* Start Given information *

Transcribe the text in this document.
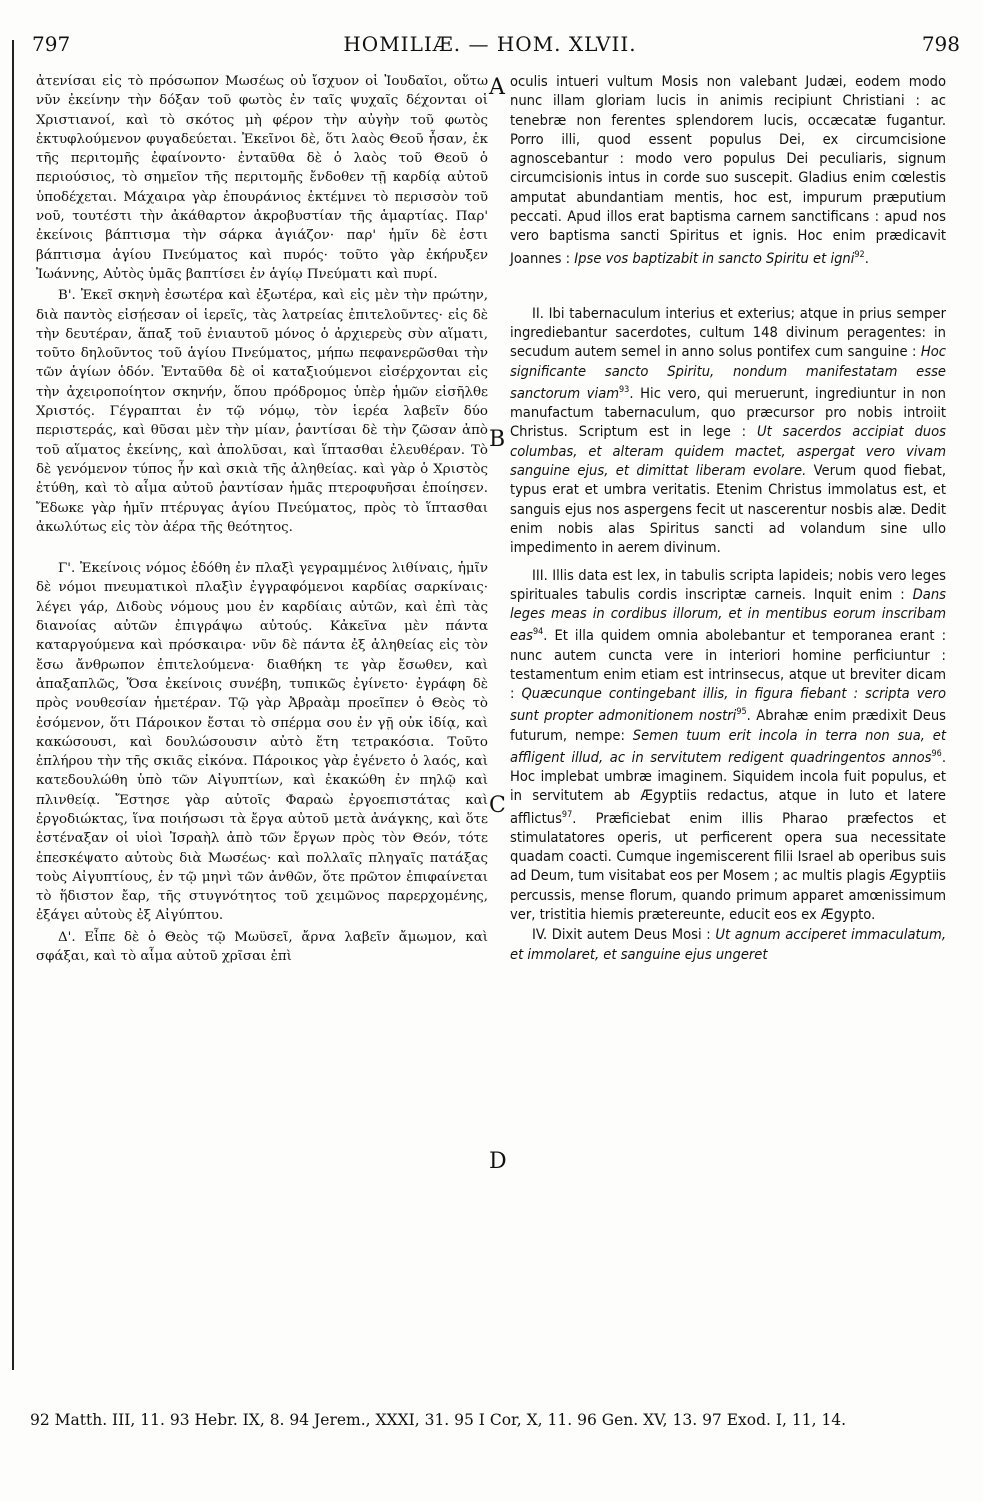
797	HOMILIÆ. — HOM. XLVII.	798

ἀτενίσαι εἰς τὸ πρόσωπον Μωσέως οὐ ἴσχυον οἱ Ἰουδαῖοι, οὕτω νῦν ἐκείνην τὴν δόξαν τοῦ φωτὸς ἐν ταῖς ψυχαῖς δέχονται οἱ Χριστιανοί, καὶ τὸ σκότος μὴ φέρον τὴν αὐγὴν τοῦ φωτὸς ἐκτυφλούμενον φυγαδεύεται. Ἐκεῖνοι δὲ, ὅτι λαὸς Θεοῦ ἦσαν, ἐκ τῆς περιτομῆς ἐφαίνοντο· ἐνταῦθα δὲ ὁ λαὸς τοῦ Θεοῦ ὁ περιούσιος, τὸ σημεῖον τῆς περιτομῆς ἔνδοθεν τῇ καρδίᾳ αὐτοῦ ὑποδέχεται. Μάχαιρα γὰρ ἐπουράνιος ἐκτέμνει τὸ περισσὸν τοῦ νοῦ, τουτέστι τὴν ἀκάθαρτον ἀκροβυστίαν τῆς ἁμαρτίας. Παρ' ἐκείνοις βάπτισμα τὴν σάρκα ἁγιάζον· παρ' ἡμῖν δὲ ἐστι βάπτισμα ἁγίου Πνεύματος καὶ πυρός· τοῦτο γὰρ ἐκήρυξεν Ἰωάννης, Αὐτὸς ὑμᾶς βαπτίσει ἐν ἁγίῳ Πνεύματι καὶ πυρί.

Β'. Ἐκεῖ σκηνὴ ἐσωτέρα καὶ ἐξωτέρα, καὶ εἰς μὲν τὴν πρώτην, διὰ παντὸς εἰσῄεσαν οἱ ἱερεῖς, τὰς λατρείας ἐπιτελοῦντες· εἰς δὲ τὴν δευτέραν, ἅπαξ τοῦ ἐνιαυτοῦ μόνος ὁ ἀρχιερεὺς σὺν αἵματι, τοῦτο δηλοῦντος τοῦ ἁγίου Πνεύματος, μήπω πεφανερῶσθαι τὴν τῶν ἁγίων ὁδόν. Ἐνταῦθα δὲ οἱ καταξιούμενοι εἰσέρχονται εἰς τὴν ἀχειροποίητον σκηνήν, ὅπου πρόδρομος ὑπὲρ ἡμῶν εἰσῆλθε Χριστός. Γέγραπται ἐν τῷ νόμῳ, τὸν ἱερέα λαβεῖν δύο περιστεράς, καὶ θῦσαι μὲν τὴν μίαν, ῥαντίσαι δὲ τὴν ζῶσαν ἀπὸ τοῦ αἵματος ἐκείνης, καὶ ἀπολῦσαι, καὶ ἵπτασθαι ἐλευθέραν. Τὸ δὲ γενόμενον τύπος ἦν καὶ σκιὰ τῆς ἀληθείας. καὶ γὰρ ὁ Χριστὸς ἐτύθη, καὶ τὸ αἷμα αὐτοῦ ῥαντίσαν ἡμᾶς πτεροφυῆσαι ἐποίησεν. Ἔδωκε γὰρ ἡμῖν πτέρυγας ἁγίου Πνεύματος, πρὸς τὸ ἵπτασθαι ἀκωλύτως εἰς τὸν ἀέρα τῆς θεότητος.

Γ'. Ἐκείνοις νόμος ἐδόθη ἐν πλαξὶ γεγραμμένος λιθίναις, ἡμῖν δὲ νόμοι πνευματικοὶ πλαξὶν ἐγγραφόμενοι καρδίας σαρκίναις· λέγει γάρ, Διδοὺς νόμους μου ἐν καρδίαις αὐτῶν, καὶ ἐπὶ τὰς διανοίας αὐτῶν ἐπιγράψω αὐτούς. Κἀκεῖνα μὲν πάντα καταργούμενα καὶ πρόσκαιρα· νῦν δὲ πάντα ἐξ ἀληθείας εἰς τὸν ἔσω ἄνθρωπον ἐπιτελούμενα· διαθήκη τε γὰρ ἔσωθεν, καὶ ἁπαξαπλῶς, Ὅσα ἐκείνοις συνέβη, τυπικῶς ἐγίνετο· ἐγράφη δὲ πρὸς νουθεσίαν ἡμετέραν. Τῷ γὰρ Ἀβραὰμ προεῖπεν ὁ Θεὸς τὸ ἐσόμενον, ὅτι Πάροικον ἔσται τὸ σπέρμα σου ἐν γῇ οὐκ ἰδίᾳ, καὶ κακώσουσι, καὶ δουλώσουσιν αὐτὸ ἔτη τετρακόσια. Τοῦτο ἐπλήρου τὴν τῆς σκιᾶς εἰκόνα. Πάροικος γὰρ ἐγένετο ὁ λαός, καὶ κατεδουλώθη ὑπὸ τῶν Αἰγυπτίων, καὶ ἐκακώθη ἐν πηλῷ καὶ πλινθείᾳ. Ἔστησε γὰρ αὐτοῖς Φαραὼ ἐργοεπιστάτας καὶ ἐργοδιώκτας, ἵνα ποιήσωσι τὰ ἔργα αὐτοῦ μετὰ ἀνάγκης, καὶ ὅτε ἐστέναξαν οἱ υἱοὶ Ἰσραὴλ ἀπὸ τῶν ἔργων πρὸς τὸν Θεόν, τότε ἐπεσκέψατο αὐτοὺς διὰ Μωσέως· καὶ πολλαῖς πληγαῖς πατάξας τοὺς Αἰγυπτίους, ἐν τῷ μηνὶ τῶν ἀνθῶν, ὅτε πρῶτον ἐπιφαίνεται τὸ ἥδιστον ἔαρ, τῆς στυγνότητος τοῦ χειμῶνος παρερχομένης, ἐξάγει αὐτοὺς ἐξ Αἰγύπτου.

Δ'. Εἶπε δὲ ὁ Θεὸς τῷ Μωϋσεῖ, ἄρνα λαβεῖν ἄμωμον, καὶ σφάξαι, καὶ τὸ αἷμα αὐτοῦ χρῖσαι ἐπὶ

A
B
C
D

oculis intueri vultum Mosis non valebant Judæi, eodem modo nunc illam gloriam lucis in animis recipiunt Christiani : ac tenebræ non ferentes splendorem lucis, occæcatæ fugantur. Porro illi, quod essent populus Dei, ex circumcisione agnoscebantur : modo vero populus Dei peculiaris, signum circumcisionis intus in corde suo suscepit. Gladius enim cœlestis amputat abundantiam mentis, hoc est, impurum præputium peccati. Apud illos erat baptisma carnem sanctificans : apud nos vero baptisma sancti Spiritus et ignis. Hoc enim prædicavit Joannes : Ipse vos baptizabit in sancto Spiritu et igni$^{92}$.

II. Ibi tabernaculum interius et exterius; atque in prius semper ingrediebantur sacerdotes, cultum 148 divinum peragentes: in secudum autem semel in anno solus pontifex cum sanguine : Hoc significante sancto Spiritu, nondum manifestatam esse sanctorum viam$^{93}$. Hic vero, qui meruerunt, ingrediuntur in non manufactum tabernaculum, quo præcursor pro nobis introiit Christus. Scriptum est in lege : Ut sacerdos accipiat duos columbas, et alteram quidem mactet, aspergat vero vivam sanguine ejus, et dimittat liberam evolare. Verum quod fiebat, typus erat et umbra veritatis. Etenim Christus immolatus est, et sanguis ejus nos aspergens fecit ut nascerentur nosbis alæ. Dedit enim nobis alas Spiritus sancti ad volandum sine ullo impedimento in aerem divinum.

III. Illis data est lex, in tabulis scripta lapideis; nobis vero leges spirituales tabulis cordis inscriptæ carneis. Inquit enim : Dans leges meas in cordibus illorum, et in mentibus eorum inscribam eas$^{94}$. Et illa quidem omnia abolebantur et temporanea erant : nunc autem cuncta vere in interiori homine perficiuntur : testamentum enim etiam est intrinsecus, atque ut breviter dicam : Quæcunque contingebant illis, in figura fiebant : scripta vero sunt propter admonitionem nostri$^{95}$. Abrahæ enim prædixit Deus futurum, nempe: Semen tuum erit incola in terra non sua, et affligent illud, ac in servitutem redigent quadringentos annos$^{96}$. Hoc implebat umbræ imaginem. Siquidem incola fuit populus, et in servitutem ab Ægyptiis redactus, atque in luto et latere afflictus$^{97}$. Præficiebat enim illis Pharao præfectos et stimulatatores operis, ut perficerent opera sua necessitate quadam coacti. Cumque ingemiscerent filii Israel ab operibus suis ad Deum, tum visitabat eos per Mosem ; ac multis plagis Ægyptiis percussis, mense florum, quando primum apparet amœnissimum ver, tristitia hiemis prætereunte, educit eos ex Ægypto.

IV. Dixit autem Deus Mosi : Ut agnum acciperet immaculatum, et immolaret, et sanguine ejus ungeret

92 Matth. III, 11. 93 Hebr. IX, 8. 94 Jerem., XXXI, 31. 95 I Cor, X, 11. 96 Gen. XV, 13. 97 Exod. I, 11, 14.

* End Given information *

### What the task asks
Provide only the count of lines in the material above that hold the word "sanguine".

### Result for this task
2